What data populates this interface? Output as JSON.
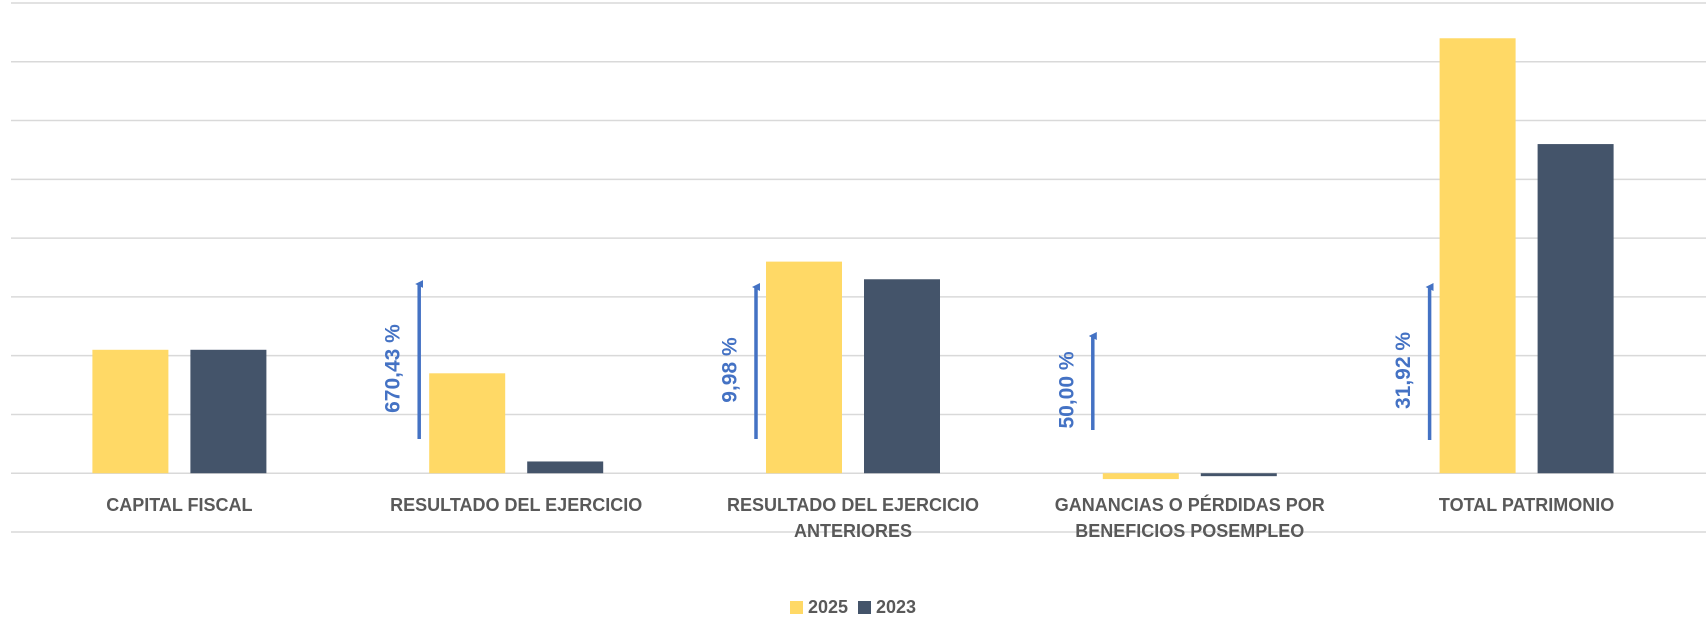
{
  "chart_data": {
    "type": "bar",
    "categories": [
      "CAPITAL FISCAL",
      "RESULTADO DEL EJERCICIO",
      "RESULTADO DEL EJERCICIO ANTERIORES",
      "GANANCIAS O PÉRDIDAS POR BENEFICIOS POSEMPLEO",
      "TOTAL PATRIMONIO"
    ],
    "series": [
      {
        "name": "2025",
        "color": "#ffd966",
        "values": [
          2.1,
          1.7,
          3.6,
          -0.1,
          7.4
        ]
      },
      {
        "name": "2023",
        "color": "#44546a",
        "values": [
          2.1,
          0.2,
          3.3,
          -0.05,
          5.6
        ]
      }
    ],
    "annotations": [
      "670,43 %",
      "9,98 %",
      "50,00 %",
      "31,92 %"
    ],
    "annotation_color": "#4472c4",
    "ylim": [
      -1,
      8
    ],
    "yticks": [
      -1,
      0,
      1,
      2,
      3,
      4,
      5,
      6,
      7,
      8
    ],
    "grid": true
  }
}
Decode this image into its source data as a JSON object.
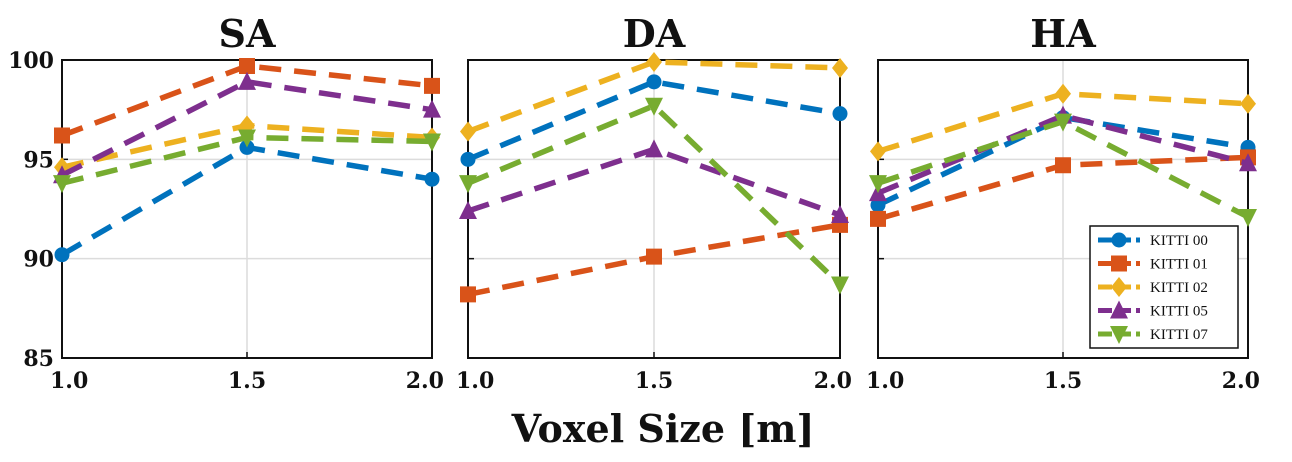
{
  "chart_data": [
    {
      "type": "line",
      "title": "SA",
      "x": [
        1.0,
        1.5,
        2.0
      ],
      "x_ticks": [
        "1.0",
        "1.5",
        "2.0"
      ],
      "y_ticks": [
        "85",
        "90",
        "95",
        "100"
      ],
      "ylim": [
        85,
        100
      ],
      "grid": true,
      "series": [
        {
          "name": "KITTI 00",
          "values": [
            90.2,
            95.6,
            94.0
          ]
        },
        {
          "name": "KITTI 01",
          "values": [
            96.2,
            99.7,
            98.7
          ]
        },
        {
          "name": "KITTI 02",
          "values": [
            94.6,
            96.7,
            96.1
          ]
        },
        {
          "name": "KITTI 05",
          "values": [
            94.2,
            98.9,
            97.5
          ]
        },
        {
          "name": "KITTI 07",
          "values": [
            93.8,
            96.1,
            95.9
          ]
        }
      ]
    },
    {
      "type": "line",
      "title": "DA",
      "x": [
        1.0,
        1.5,
        2.0
      ],
      "x_ticks": [
        "1.0",
        "1.5",
        "2.0"
      ],
      "ylim": [
        85,
        100
      ],
      "grid": true,
      "series": [
        {
          "name": "KITTI 00",
          "values": [
            95.0,
            98.9,
            97.3
          ]
        },
        {
          "name": "KITTI 01",
          "values": [
            88.2,
            90.1,
            91.7
          ]
        },
        {
          "name": "KITTI 02",
          "values": [
            96.4,
            99.9,
            99.6
          ]
        },
        {
          "name": "KITTI 05",
          "values": [
            92.4,
            95.5,
            92.2
          ]
        },
        {
          "name": "KITTI 07",
          "values": [
            93.8,
            97.7,
            88.7
          ]
        }
      ]
    },
    {
      "type": "line",
      "title": "HA",
      "x": [
        1.0,
        1.5,
        2.0
      ],
      "x_ticks": [
        "1.0",
        "1.5",
        "2.0"
      ],
      "ylim": [
        85,
        100
      ],
      "grid": true,
      "legend_position": "bottom-right",
      "series": [
        {
          "name": "KITTI 00",
          "values": [
            92.7,
            97.1,
            95.6
          ]
        },
        {
          "name": "KITTI 01",
          "values": [
            92.0,
            94.7,
            95.1
          ]
        },
        {
          "name": "KITTI 02",
          "values": [
            95.4,
            98.3,
            97.8
          ]
        },
        {
          "name": "KITTI 05",
          "values": [
            93.3,
            97.2,
            94.8
          ]
        },
        {
          "name": "KITTI 07",
          "values": [
            93.8,
            96.9,
            92.1
          ]
        }
      ]
    }
  ],
  "xlabel": "Voxel Size [m]",
  "series_styles": [
    {
      "color": "#0072BD",
      "marker": "circle"
    },
    {
      "color": "#D95319",
      "marker": "square"
    },
    {
      "color": "#EDB120",
      "marker": "diamond"
    },
    {
      "color": "#7E2F8E",
      "marker": "triangle-up"
    },
    {
      "color": "#77AC30",
      "marker": "triangle-down"
    }
  ]
}
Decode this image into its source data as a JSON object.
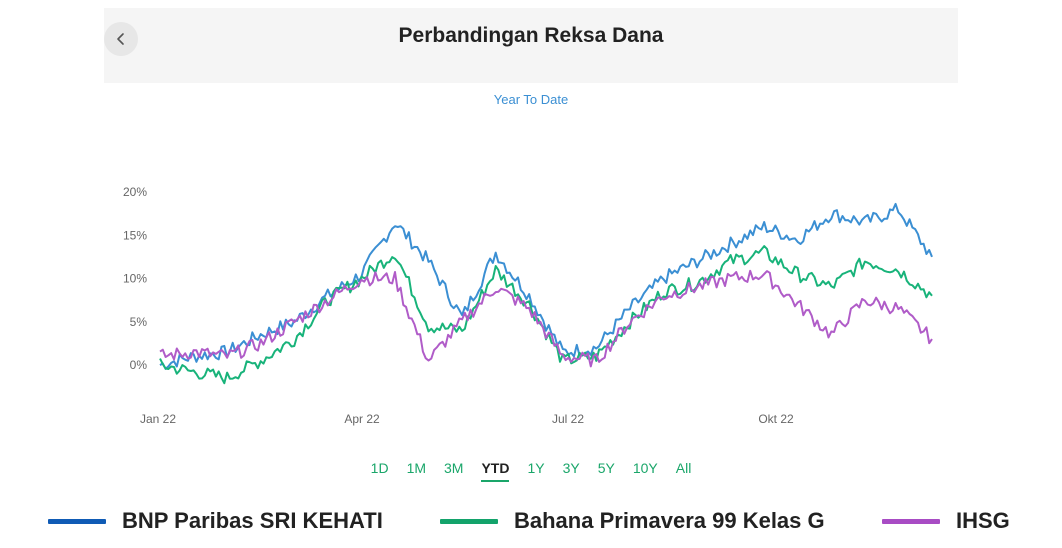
{
  "header": {
    "title": "Perbandingan Reksa Dana"
  },
  "period_label": "Year To Date",
  "range_buttons": [
    "1D",
    "1M",
    "3M",
    "YTD",
    "1Y",
    "3Y",
    "5Y",
    "10Y",
    "All"
  ],
  "active_range": "YTD",
  "colors": {
    "BNP Paribas SRI KEHATI": "#3b8fd3",
    "Bahana Primavera 99 Kelas G": "#18b37a",
    "IHSG": "#b05cc8"
  },
  "chart_data": {
    "type": "line",
    "title": "",
    "xlabel": "",
    "ylabel": "",
    "x_ticks": [
      "Jan 22",
      "Apr 22",
      "Jul 22",
      "Okt 22"
    ],
    "y_ticks": [
      "20%",
      "15%",
      "10%",
      "5%",
      "0%"
    ],
    "ylim": [
      -3,
      21
    ],
    "x": [
      "Jan 22",
      "Jan 22",
      "Feb 22",
      "Feb 22",
      "Mar 22",
      "Mar 22",
      "Apr 22",
      "Apr 22",
      "May 22",
      "May 22",
      "Jun 22",
      "Jun 22",
      "Jul 22",
      "Jul 22",
      "Aug 22",
      "Aug 22",
      "Sep 22",
      "Sep 22",
      "Oct 22",
      "Oct 22",
      "Nov 22",
      "Nov 22",
      "Dec 22",
      "Dec 22"
    ],
    "series": [
      {
        "name": "BNP Paribas SRI KEHATI",
        "color": "#3b8fd3",
        "values": [
          0,
          1.0,
          1.5,
          3.5,
          5.0,
          8.0,
          10.5,
          16.5,
          12.0,
          5.5,
          13.0,
          8.0,
          1.5,
          2.0,
          6.5,
          10.0,
          12.0,
          14.0,
          16.0,
          14.5,
          17.5,
          16.5,
          18.0,
          12.5
        ]
      },
      {
        "name": "Bahana Primavera 99 Kelas G",
        "color": "#18b37a",
        "values": [
          0,
          -0.8,
          -1.5,
          0.5,
          3.0,
          7.5,
          10.0,
          13.0,
          4.5,
          4.0,
          11.0,
          7.0,
          0.5,
          1.0,
          5.0,
          8.5,
          9.5,
          12.0,
          13.0,
          10.5,
          9.0,
          12.0,
          11.0,
          8.0
        ]
      },
      {
        "name": "IHSG",
        "color": "#b05cc8",
        "values": [
          1.0,
          1.5,
          1.0,
          2.5,
          5.0,
          7.5,
          10.0,
          10.0,
          0.5,
          5.0,
          9.0,
          6.5,
          1.0,
          0.5,
          5.0,
          8.0,
          9.0,
          10.0,
          10.5,
          7.0,
          3.5,
          7.5,
          6.5,
          3.0
        ]
      }
    ],
    "grid": false,
    "legend_position": "bottom"
  }
}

What you should do: Quote each record exactly as it stands, minus the pictures.

Completed exercise:
What data populates this interface? Output as JSON.
{
  "chart_data": {
    "type": "bar",
    "categories": [
      "CAPITAL FISCAL",
      "RESULTADO DEL EJERCICIO",
      "RESULTADO DEL EJERCICIO ANTERIORES",
      "GANANCIAS O PÉRDIDAS POR BENEFICIOS POSEMPLEO",
      "TOTAL PATRIMONIO"
    ],
    "series": [
      {
        "name": "2025",
        "color": "#ffd966",
        "values": [
          2.1,
          1.7,
          3.6,
          -0.1,
          7.4
        ]
      },
      {
        "name": "2023",
        "color": "#44546a",
        "values": [
          2.1,
          0.2,
          3.3,
          -0.05,
          5.6
        ]
      }
    ],
    "annotations": [
      "670,43 %",
      "9,98 %",
      "50,00 %",
      "31,92 %"
    ],
    "annotation_color": "#4472c4",
    "ylim": [
      -1,
      8
    ],
    "yticks": [
      -1,
      0,
      1,
      2,
      3,
      4,
      5,
      6,
      7,
      8
    ],
    "grid": true
  }
}
Decode this image into its source data as a JSON object.
{
  "chart_data": [
    {
      "type": "line",
      "title": "SA",
      "x": [
        1.0,
        1.5,
        2.0
      ],
      "x_ticks": [
        "1.0",
        "1.5",
        "2.0"
      ],
      "y_ticks": [
        "85",
        "90",
        "95",
        "100"
      ],
      "ylim": [
        85,
        100
      ],
      "grid": true,
      "series": [
        {
          "name": "KITTI 00",
          "values": [
            90.2,
            95.6,
            94.0
          ]
        },
        {
          "name": "KITTI 01",
          "values": [
            96.2,
            99.7,
            98.7
          ]
        },
        {
          "name": "KITTI 02",
          "values": [
            94.6,
            96.7,
            96.1
          ]
        },
        {
          "name": "KITTI 05",
          "values": [
            94.2,
            98.9,
            97.5
          ]
        },
        {
          "name": "KITTI 07",
          "values": [
            93.8,
            96.1,
            95.9
          ]
        }
      ]
    },
    {
      "type": "line",
      "title": "DA",
      "x": [
        1.0,
        1.5,
        2.0
      ],
      "x_ticks": [
        "1.0",
        "1.5",
        "2.0"
      ],
      "ylim": [
        85,
        100
      ],
      "grid": true,
      "series": [
        {
          "name": "KITTI 00",
          "values": [
            95.0,
            98.9,
            97.3
          ]
        },
        {
          "name": "KITTI 01",
          "values": [
            88.2,
            90.1,
            91.7
          ]
        },
        {
          "name": "KITTI 02",
          "values": [
            96.4,
            99.9,
            99.6
          ]
        },
        {
          "name": "KITTI 05",
          "values": [
            92.4,
            95.5,
            92.2
          ]
        },
        {
          "name": "KITTI 07",
          "values": [
            93.8,
            97.7,
            88.7
          ]
        }
      ]
    },
    {
      "type": "line",
      "title": "HA",
      "x": [
        1.0,
        1.5,
        2.0
      ],
      "x_ticks": [
        "1.0",
        "1.5",
        "2.0"
      ],
      "ylim": [
        85,
        100
      ],
      "grid": true,
      "legend_position": "bottom-right",
      "series": [
        {
          "name": "KITTI 00",
          "values": [
            92.7,
            97.1,
            95.6
          ]
        },
        {
          "name": "KITTI 01",
          "values": [
            92.0,
            94.7,
            95.1
          ]
        },
        {
          "name": "KITTI 02",
          "values": [
            95.4,
            98.3,
            97.8
          ]
        },
        {
          "name": "KITTI 05",
          "values": [
            93.3,
            97.2,
            94.8
          ]
        },
        {
          "name": "KITTI 07",
          "values": [
            93.8,
            96.9,
            92.1
          ]
        }
      ]
    }
  ],
  "xlabel": "Voxel Size [m]",
  "series_styles": [
    {
      "color": "#0072BD",
      "marker": "circle"
    },
    {
      "color": "#D95319",
      "marker": "square"
    },
    {
      "color": "#EDB120",
      "marker": "diamond"
    },
    {
      "color": "#7E2F8E",
      "marker": "triangle-up"
    },
    {
      "color": "#77AC30",
      "marker": "triangle-down"
    }
  ]
}
Decode this image into its source data as a JSON object.
{
  "header": {
    "title": "Perbandingan Reksa Dana"
  },
  "period_label": "Year To Date",
  "range_buttons": [
    "1D",
    "1M",
    "3M",
    "YTD",
    "1Y",
    "3Y",
    "5Y",
    "10Y",
    "All"
  ],
  "active_range": "YTD",
  "colors": {
    "BNP Paribas SRI KEHATI": "#3b8fd3",
    "Bahana Primavera 99 Kelas G": "#18b37a",
    "IHSG": "#b05cc8"
  },
  "chart_data": {
    "type": "line",
    "title": "",
    "xlabel": "",
    "ylabel": "",
    "x_ticks": [
      "Jan 22",
      "Apr 22",
      "Jul 22",
      "Okt 22"
    ],
    "y_ticks": [
      "20%",
      "15%",
      "10%",
      "5%",
      "0%"
    ],
    "ylim": [
      -3,
      21
    ],
    "x": [
      "Jan 22",
      "Jan 22",
      "Feb 22",
      "Feb 22",
      "Mar 22",
      "Mar 22",
      "Apr 22",
      "Apr 22",
      "May 22",
      "May 22",
      "Jun 22",
      "Jun 22",
      "Jul 22",
      "Jul 22",
      "Aug 22",
      "Aug 22",
      "Sep 22",
      "Sep 22",
      "Oct 22",
      "Oct 22",
      "Nov 22",
      "Nov 22",
      "Dec 22",
      "Dec 22"
    ],
    "series": [
      {
        "name": "BNP Paribas SRI KEHATI",
        "color": "#3b8fd3",
        "values": [
          0,
          1.0,
          1.5,
          3.5,
          5.0,
          8.0,
          10.5,
          16.5,
          12.0,
          5.5,
          13.0,
          8.0,
          1.5,
          2.0,
          6.5,
          10.0,
          12.0,
          14.0,
          16.0,
          14.5,
          17.5,
          16.5,
          18.0,
          12.5
        ]
      },
      {
        "name": "Bahana Primavera 99 Kelas G",
        "color": "#18b37a",
        "values": [
          0,
          -0.8,
          -1.5,
          0.5,
          3.0,
          7.5,
          10.0,
          13.0,
          4.5,
          4.0,
          11.0,
          7.0,
          0.5,
          1.0,
          5.0,
          8.5,
          9.5,
          12.0,
          13.0,
          10.5,
          9.0,
          12.0,
          11.0,
          8.0
        ]
      },
      {
        "name": "IHSG",
        "color": "#b05cc8",
        "values": [
          1.0,
          1.5,
          1.0,
          2.5,
          5.0,
          7.5,
          10.0,
          10.0,
          0.5,
          5.0,
          9.0,
          6.5,
          1.0,
          0.5,
          5.0,
          8.0,
          9.0,
          10.0,
          10.5,
          7.0,
          3.5,
          7.5,
          6.5,
          3.0
        ]
      }
    ],
    "grid": false,
    "legend_position": "bottom"
  }
}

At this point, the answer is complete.